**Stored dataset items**
--- begin ---

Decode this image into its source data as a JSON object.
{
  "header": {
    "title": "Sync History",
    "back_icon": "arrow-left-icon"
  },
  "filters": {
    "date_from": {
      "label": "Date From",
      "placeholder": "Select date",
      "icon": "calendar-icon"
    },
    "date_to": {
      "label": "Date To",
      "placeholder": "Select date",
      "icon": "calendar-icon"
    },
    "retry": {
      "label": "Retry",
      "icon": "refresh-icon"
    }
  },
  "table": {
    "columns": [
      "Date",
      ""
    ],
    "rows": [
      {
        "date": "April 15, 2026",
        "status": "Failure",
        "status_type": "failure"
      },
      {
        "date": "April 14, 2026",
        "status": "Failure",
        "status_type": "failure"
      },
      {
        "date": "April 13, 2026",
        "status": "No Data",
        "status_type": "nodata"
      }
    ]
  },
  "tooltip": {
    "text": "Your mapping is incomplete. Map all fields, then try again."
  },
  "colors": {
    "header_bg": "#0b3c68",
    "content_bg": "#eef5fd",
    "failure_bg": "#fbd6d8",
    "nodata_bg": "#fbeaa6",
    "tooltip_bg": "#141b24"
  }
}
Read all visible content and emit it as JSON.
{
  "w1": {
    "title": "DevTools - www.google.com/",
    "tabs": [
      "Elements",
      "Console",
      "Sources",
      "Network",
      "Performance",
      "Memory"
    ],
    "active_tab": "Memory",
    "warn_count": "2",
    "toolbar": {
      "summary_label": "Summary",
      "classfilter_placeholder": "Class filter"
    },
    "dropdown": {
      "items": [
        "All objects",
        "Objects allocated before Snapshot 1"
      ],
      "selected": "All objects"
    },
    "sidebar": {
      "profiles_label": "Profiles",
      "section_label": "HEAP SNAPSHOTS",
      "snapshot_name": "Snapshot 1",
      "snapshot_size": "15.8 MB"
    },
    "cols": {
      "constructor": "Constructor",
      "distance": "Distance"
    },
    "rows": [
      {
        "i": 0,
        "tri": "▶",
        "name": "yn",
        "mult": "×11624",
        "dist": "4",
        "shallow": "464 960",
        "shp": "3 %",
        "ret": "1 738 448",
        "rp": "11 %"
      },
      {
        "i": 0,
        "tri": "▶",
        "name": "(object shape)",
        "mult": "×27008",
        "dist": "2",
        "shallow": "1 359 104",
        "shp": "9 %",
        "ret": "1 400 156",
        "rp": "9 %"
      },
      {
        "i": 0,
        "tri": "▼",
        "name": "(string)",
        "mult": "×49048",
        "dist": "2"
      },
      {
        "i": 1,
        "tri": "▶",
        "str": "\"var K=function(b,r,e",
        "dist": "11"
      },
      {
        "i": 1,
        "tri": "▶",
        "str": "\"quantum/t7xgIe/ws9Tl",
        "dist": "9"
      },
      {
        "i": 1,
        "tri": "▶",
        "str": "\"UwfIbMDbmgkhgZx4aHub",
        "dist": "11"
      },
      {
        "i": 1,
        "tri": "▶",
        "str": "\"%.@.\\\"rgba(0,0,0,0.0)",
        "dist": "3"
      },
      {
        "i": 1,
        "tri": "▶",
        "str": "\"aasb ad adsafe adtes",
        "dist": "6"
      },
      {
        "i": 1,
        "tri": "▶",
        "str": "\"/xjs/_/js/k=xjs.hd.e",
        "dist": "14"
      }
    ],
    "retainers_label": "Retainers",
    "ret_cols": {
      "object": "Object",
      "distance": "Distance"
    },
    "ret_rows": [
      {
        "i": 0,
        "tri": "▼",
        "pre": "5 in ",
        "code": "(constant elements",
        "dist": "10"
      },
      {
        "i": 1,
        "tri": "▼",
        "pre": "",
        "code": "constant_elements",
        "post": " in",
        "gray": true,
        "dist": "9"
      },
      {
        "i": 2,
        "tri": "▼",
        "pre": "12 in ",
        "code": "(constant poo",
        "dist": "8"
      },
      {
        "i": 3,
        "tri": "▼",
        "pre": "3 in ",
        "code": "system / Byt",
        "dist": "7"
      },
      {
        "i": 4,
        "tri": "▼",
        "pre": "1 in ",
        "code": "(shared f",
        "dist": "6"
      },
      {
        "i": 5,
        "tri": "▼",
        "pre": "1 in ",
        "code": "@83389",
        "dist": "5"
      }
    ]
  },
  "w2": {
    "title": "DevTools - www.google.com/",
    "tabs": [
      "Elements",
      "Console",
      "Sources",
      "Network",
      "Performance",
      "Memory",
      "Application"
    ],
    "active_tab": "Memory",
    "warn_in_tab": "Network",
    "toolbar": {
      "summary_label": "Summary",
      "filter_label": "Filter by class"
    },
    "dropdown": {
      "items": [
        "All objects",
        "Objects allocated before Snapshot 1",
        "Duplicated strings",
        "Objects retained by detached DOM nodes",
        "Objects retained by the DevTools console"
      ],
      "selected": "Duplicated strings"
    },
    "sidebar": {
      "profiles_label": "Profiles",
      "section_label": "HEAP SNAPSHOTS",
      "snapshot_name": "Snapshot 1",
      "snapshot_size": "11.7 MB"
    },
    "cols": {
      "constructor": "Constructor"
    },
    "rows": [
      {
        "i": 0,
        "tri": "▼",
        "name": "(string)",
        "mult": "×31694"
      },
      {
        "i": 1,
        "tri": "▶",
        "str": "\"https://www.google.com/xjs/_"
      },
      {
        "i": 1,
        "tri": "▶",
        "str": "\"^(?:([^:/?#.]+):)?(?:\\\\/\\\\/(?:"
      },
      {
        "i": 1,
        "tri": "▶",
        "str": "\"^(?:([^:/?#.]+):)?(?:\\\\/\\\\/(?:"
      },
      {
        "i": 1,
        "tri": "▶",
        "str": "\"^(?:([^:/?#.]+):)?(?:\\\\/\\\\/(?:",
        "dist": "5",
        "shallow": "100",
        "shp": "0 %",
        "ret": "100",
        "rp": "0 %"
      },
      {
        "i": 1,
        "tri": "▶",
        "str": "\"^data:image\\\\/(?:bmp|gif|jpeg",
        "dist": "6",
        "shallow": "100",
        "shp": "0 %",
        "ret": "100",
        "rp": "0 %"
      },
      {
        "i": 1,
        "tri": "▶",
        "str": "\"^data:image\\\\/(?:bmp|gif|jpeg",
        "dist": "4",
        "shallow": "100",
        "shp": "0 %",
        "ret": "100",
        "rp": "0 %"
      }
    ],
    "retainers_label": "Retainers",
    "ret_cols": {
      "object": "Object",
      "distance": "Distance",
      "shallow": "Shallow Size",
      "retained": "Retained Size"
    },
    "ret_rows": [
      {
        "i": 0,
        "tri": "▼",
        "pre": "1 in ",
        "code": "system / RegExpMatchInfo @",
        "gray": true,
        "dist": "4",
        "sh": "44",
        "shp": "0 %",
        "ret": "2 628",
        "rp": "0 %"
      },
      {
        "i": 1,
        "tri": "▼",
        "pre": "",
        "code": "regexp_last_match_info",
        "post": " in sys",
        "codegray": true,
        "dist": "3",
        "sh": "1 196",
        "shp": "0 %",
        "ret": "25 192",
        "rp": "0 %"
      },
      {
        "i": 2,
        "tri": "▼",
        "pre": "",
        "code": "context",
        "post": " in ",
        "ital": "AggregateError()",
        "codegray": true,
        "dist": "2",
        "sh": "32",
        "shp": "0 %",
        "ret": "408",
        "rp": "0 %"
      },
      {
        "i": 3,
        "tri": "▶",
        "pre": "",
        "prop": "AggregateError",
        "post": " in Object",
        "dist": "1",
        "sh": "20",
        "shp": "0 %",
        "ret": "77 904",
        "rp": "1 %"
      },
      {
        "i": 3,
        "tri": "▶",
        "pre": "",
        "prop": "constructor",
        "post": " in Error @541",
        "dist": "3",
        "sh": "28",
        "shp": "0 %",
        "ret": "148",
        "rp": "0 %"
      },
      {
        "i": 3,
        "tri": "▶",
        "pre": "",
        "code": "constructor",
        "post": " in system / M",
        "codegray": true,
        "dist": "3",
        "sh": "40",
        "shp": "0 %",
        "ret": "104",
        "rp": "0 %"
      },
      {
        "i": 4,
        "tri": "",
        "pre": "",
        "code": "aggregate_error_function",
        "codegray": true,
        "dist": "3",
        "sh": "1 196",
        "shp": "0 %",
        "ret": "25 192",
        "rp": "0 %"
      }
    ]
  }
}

--- end ---

**Short problem**
Identify and list each line with the word "Memory".

**The reply**
      "Memory"
    "active_tab": "Memory",
      "Memory",
    "active_tab": "Memory",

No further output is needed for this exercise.